Pull each line holding "REFERENCE" out of the entries below.

(Records about charts and figures)
────────────────

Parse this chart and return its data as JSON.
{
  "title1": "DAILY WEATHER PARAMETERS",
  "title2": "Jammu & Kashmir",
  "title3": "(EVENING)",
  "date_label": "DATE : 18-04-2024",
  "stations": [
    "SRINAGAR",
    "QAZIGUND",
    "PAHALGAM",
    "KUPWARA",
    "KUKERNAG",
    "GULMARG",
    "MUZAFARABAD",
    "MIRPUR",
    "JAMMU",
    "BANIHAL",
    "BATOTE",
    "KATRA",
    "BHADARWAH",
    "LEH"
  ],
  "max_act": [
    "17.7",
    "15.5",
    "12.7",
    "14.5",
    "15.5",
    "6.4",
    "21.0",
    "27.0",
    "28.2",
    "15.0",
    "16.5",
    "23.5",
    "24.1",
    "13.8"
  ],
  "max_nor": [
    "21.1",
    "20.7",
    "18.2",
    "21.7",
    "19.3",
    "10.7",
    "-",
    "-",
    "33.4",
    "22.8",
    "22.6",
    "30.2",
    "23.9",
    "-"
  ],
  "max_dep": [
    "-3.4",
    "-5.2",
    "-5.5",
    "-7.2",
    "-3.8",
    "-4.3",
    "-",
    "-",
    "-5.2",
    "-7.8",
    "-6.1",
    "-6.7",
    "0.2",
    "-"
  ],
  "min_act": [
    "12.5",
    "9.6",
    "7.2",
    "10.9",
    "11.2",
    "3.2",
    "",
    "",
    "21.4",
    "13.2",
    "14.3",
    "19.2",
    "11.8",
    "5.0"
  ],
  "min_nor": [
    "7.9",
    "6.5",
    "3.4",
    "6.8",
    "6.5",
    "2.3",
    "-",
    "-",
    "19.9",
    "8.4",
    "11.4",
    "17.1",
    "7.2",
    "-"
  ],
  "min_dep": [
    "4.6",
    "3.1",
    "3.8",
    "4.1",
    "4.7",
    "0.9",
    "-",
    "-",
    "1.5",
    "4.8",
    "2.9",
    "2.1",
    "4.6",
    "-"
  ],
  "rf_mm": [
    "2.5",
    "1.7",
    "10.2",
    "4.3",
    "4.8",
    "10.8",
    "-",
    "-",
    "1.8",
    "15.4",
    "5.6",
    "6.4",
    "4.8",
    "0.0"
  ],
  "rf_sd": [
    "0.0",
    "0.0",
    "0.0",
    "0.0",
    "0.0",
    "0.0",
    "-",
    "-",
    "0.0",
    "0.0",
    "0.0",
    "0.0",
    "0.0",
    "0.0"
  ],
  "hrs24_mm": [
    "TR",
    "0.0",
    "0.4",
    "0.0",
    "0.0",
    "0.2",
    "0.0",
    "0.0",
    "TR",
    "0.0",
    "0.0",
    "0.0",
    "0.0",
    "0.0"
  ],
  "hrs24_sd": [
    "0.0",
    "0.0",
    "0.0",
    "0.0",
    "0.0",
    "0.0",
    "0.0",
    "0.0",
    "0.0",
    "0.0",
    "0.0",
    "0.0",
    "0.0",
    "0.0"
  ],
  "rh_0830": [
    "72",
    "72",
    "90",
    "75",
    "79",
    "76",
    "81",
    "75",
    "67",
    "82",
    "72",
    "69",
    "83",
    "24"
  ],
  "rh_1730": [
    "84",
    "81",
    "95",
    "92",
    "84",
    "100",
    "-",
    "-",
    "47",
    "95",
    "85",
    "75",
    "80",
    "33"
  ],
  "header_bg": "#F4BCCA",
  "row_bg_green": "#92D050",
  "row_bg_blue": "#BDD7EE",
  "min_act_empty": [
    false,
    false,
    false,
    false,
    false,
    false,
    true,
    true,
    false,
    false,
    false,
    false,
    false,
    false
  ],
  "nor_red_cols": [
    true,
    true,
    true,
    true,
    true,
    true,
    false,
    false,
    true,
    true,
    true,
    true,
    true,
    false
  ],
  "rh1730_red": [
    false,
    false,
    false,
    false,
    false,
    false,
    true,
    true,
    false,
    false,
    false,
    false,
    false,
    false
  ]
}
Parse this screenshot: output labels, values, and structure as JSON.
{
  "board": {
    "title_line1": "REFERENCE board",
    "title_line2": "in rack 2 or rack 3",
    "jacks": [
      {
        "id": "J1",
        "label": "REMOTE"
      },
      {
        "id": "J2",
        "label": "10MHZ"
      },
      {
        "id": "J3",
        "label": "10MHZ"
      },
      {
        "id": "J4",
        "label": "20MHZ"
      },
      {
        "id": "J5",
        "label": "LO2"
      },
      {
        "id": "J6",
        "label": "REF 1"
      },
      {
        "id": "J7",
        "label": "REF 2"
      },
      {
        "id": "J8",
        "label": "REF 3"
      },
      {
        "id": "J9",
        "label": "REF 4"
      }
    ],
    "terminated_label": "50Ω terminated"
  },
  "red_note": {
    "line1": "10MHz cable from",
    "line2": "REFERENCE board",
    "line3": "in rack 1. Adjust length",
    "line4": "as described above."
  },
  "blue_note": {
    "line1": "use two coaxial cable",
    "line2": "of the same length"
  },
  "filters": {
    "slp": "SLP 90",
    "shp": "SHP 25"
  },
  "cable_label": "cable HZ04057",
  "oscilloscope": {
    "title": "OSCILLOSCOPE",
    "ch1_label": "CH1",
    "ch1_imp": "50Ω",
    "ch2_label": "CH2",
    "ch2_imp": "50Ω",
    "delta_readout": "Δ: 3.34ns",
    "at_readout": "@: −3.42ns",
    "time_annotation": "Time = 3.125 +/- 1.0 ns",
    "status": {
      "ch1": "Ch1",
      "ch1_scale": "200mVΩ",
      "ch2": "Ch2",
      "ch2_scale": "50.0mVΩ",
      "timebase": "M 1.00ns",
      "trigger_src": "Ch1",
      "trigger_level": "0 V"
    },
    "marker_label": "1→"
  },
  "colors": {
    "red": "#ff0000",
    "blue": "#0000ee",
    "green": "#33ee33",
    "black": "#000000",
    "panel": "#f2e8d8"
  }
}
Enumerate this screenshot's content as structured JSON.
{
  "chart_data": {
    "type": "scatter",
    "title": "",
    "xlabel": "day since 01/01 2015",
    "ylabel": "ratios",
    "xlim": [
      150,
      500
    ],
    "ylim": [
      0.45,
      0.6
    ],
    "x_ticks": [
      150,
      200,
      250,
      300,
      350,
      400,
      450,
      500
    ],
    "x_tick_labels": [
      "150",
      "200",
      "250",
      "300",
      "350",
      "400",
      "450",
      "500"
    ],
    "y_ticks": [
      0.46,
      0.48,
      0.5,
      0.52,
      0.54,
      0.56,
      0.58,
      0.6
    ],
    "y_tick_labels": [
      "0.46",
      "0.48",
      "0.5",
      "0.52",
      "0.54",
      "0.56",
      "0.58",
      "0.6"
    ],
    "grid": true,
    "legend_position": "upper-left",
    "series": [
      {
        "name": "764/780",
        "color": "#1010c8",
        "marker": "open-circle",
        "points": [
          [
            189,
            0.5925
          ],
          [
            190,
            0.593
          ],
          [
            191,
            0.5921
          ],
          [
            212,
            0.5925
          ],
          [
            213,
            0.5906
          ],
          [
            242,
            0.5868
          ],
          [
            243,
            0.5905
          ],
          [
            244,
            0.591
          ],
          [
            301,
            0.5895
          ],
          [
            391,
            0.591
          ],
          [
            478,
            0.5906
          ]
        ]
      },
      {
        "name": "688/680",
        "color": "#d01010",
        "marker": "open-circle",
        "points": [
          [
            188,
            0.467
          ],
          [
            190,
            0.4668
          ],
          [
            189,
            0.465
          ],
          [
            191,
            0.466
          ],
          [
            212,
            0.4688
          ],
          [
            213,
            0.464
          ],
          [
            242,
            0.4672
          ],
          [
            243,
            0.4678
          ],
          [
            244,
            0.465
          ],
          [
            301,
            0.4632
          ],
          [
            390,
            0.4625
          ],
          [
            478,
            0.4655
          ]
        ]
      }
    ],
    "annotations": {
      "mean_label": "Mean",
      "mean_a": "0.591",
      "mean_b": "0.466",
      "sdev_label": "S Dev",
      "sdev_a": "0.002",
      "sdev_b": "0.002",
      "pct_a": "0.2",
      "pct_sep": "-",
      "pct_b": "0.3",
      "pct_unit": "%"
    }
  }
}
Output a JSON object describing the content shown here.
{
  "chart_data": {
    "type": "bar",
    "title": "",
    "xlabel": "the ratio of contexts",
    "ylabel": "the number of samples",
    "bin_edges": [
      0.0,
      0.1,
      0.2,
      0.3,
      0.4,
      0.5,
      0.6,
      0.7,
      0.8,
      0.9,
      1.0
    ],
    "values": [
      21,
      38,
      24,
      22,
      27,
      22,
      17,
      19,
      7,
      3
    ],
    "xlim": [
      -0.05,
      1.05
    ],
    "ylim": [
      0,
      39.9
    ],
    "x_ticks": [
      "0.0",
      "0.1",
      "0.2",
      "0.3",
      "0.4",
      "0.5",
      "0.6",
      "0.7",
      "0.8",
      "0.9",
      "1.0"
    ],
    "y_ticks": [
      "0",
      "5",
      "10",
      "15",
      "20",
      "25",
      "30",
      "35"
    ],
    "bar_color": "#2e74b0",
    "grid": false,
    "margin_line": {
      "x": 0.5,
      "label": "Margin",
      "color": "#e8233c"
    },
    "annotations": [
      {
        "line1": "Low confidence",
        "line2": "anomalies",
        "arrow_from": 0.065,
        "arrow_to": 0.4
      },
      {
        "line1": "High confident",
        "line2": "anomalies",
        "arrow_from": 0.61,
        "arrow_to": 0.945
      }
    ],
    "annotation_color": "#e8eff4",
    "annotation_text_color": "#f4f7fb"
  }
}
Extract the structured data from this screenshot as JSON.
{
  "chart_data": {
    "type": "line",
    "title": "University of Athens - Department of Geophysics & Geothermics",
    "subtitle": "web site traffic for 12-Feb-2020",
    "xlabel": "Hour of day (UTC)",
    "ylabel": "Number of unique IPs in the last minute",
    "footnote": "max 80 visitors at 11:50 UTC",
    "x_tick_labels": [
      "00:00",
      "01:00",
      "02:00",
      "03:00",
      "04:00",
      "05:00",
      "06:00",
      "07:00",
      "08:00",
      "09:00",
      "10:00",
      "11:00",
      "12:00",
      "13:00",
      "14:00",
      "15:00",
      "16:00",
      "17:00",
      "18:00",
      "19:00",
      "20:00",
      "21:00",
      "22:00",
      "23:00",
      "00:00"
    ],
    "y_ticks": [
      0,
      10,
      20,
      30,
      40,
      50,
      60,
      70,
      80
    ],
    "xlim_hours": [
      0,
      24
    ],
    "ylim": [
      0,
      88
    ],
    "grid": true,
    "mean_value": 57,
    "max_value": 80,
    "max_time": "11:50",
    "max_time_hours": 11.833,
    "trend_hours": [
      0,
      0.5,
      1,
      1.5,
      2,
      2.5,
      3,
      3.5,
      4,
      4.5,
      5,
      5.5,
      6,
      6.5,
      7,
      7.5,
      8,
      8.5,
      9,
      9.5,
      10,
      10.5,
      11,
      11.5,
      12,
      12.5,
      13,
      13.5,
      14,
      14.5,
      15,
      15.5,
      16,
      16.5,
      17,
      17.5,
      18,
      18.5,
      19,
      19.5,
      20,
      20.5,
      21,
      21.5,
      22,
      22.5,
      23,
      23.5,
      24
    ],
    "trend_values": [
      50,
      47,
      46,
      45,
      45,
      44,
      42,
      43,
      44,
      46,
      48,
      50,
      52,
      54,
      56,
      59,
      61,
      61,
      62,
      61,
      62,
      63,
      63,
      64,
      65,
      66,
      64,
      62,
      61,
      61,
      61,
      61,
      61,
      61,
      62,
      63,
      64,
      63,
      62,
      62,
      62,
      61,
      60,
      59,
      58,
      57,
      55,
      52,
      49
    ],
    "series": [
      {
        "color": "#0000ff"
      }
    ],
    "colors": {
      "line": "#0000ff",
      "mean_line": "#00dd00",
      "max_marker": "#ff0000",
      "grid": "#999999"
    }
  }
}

────────────────

- [Exercise response]
    "title_line1": "REFERENCE board",
    "line2": "REFERENCE board",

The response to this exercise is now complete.